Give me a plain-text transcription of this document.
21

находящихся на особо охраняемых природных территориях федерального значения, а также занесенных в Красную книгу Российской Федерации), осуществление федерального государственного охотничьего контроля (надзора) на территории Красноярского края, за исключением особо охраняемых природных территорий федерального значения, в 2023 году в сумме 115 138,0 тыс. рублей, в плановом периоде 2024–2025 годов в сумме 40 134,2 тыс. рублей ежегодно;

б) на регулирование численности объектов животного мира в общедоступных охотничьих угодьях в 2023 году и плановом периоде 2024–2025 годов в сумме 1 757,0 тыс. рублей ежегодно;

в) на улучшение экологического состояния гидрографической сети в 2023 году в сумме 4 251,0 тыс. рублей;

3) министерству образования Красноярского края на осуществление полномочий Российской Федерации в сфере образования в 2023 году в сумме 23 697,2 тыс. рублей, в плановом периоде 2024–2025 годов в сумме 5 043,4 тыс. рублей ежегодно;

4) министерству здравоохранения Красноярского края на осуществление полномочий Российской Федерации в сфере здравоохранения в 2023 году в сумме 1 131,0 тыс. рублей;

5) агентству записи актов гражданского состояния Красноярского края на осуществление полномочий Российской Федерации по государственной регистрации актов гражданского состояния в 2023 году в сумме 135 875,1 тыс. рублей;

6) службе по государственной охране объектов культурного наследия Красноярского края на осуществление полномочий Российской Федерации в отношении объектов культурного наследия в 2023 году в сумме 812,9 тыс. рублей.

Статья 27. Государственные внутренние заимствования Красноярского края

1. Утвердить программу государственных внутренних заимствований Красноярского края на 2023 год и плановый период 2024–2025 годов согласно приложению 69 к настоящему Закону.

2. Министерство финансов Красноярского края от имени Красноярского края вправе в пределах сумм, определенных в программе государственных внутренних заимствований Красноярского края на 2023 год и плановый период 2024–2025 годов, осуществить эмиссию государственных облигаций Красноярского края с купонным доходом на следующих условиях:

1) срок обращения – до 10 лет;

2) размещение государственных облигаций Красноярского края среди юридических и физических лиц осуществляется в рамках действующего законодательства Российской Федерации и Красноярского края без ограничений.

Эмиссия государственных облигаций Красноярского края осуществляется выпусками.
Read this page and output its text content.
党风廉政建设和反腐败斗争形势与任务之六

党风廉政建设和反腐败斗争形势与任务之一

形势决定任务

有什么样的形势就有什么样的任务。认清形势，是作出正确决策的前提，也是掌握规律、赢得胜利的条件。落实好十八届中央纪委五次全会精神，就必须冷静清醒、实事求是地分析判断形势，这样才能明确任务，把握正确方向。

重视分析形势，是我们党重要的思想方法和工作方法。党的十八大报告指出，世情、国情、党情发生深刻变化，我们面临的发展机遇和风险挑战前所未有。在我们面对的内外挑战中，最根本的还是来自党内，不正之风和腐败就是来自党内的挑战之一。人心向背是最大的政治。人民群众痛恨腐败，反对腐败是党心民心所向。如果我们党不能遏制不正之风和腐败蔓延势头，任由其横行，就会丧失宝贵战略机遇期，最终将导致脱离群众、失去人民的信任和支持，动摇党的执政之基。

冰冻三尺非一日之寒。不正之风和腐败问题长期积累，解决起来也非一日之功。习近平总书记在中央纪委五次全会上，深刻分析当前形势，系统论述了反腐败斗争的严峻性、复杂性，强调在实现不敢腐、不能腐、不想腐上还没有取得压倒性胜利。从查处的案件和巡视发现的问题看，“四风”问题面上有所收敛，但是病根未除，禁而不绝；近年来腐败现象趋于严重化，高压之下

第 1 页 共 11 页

········

● WORK REQUIRED: Everything in the listing above should be restated exactly.

● EXERCISE ANSWER:
Give me a plain-text transcription of this document.
21

находящихся на особо охраняемых природных территориях федерального значения, а также занесенных в Красную книгу Российской Федерации), осуществление федерального государственного охотничьего контроля (надзора) на территории Красноярского края, за исключением особо охраняемых природных территорий федерального значения, в 2023 году в сумме 115 138,0 тыс. рублей, в плановом периоде 2024–2025 годов в сумме 40 134,2 тыс. рублей ежегодно;

б) на регулирование численности объектов животного мира в общедоступных охотничьих угодьях в 2023 году и плановом периоде 2024–2025 годов в сумме 1 757,0 тыс. рублей ежегодно;

в) на улучшение экологического состояния гидрографической сети в 2023 году в сумме 4 251,0 тыс. рублей;

3) министерству образования Красноярского края на осуществление полномочий Российской Федерации в сфере образования в 2023 году в сумме 23 697,2 тыс. рублей, в плановом периоде 2024–2025 годов в сумме 5 043,4 тыс. рублей ежегодно;

4) министерству здравоохранения Красноярского края на осуществление полномочий Российской Федерации в сфере здравоохранения в 2023 году в сумме 1 131,0 тыс. рублей;

5) агентству записи актов гражданского состояния Красноярского края на осуществление полномочий Российской Федерации по государственной регистрации актов гражданского состояния в 2023 году в сумме 135 875,1 тыс. рублей;

6) службе по государственной охране объектов культурного наследия Красноярского края на осуществление полномочий Российской Федерации в отношении объектов культурного наследия в 2023 году в сумме 812,9 тыс. рублей.

Статья 27. Государственные внутренние заимствования Красноярского края

1. Утвердить программу государственных внутренних заимствований Красноярского края на 2023 год и плановый период 2024–2025 годов согласно приложению 69 к настоящему Закону.

2. Министерство финансов Красноярского края от имени Красноярского края вправе в пределах сумм, определенных в программе государственных внутренних заимствований Красноярского края на 2023 год и плановый период 2024–2025 годов, осуществить эмиссию государственных облигаций Красноярского края с купонным доходом на следующих условиях:

1) срок обращения – до 10 лет;

2) размещение государственных облигаций Красноярского края среди юридических и физических лиц осуществляется в рамках действующего законодательства Российской Федерации и Красноярского края без ограничений.

Эмиссия государственных облигаций Красноярского края осуществляется выпусками.
Read this page and output its text content.
党风廉政建设和反腐败斗争形势与任务之六

党风廉政建设和反腐败斗争形势与任务之一

形势决定任务

有什么样的形势就有什么样的任务。认清形势，是作出正确决策的前提，也是掌握规律、赢得胜利的条件。落实好十八届中央纪委五次全会精神，就必须冷静清醒、实事求是地分析判断形势，这样才能明确任务，把握正确方向。

重视分析形势，是我们党重要的思想方法和工作方法。党的十八大报告指出，世情、国情、党情发生深刻变化，我们面临的发展机遇和风险挑战前所未有。在我们面对的内外挑战中，最根本的还是来自党内，不正之风和腐败就是来自党内的挑战之一。人心向背是最大的政治。人民群众痛恨腐败，反对腐败是党心民心所向。如果我们党不能遏制不正之风和腐败蔓延势头，任由其横行，就会丧失宝贵战略机遇期，最终将导致脱离群众、失去人民的信任和支持，动摇党的执政之基。

冰冻三尺非一日之寒。不正之风和腐败问题长期积累，解决起来也非一日之功。习近平总书记在中央纪委五次全会上，深刻分析当前形势，系统论述了反腐败斗争的严峻性、复杂性，强调在实现不敢腐、不能腐、不想腐上还没有取得压倒性胜利。从查处的案件和巡视发现的问题看，“四风”问题面上有所收敛，但是病根未除，禁而不绝；近年来腐败现象趋于严重化，高压之下

第 1 页 共 11 页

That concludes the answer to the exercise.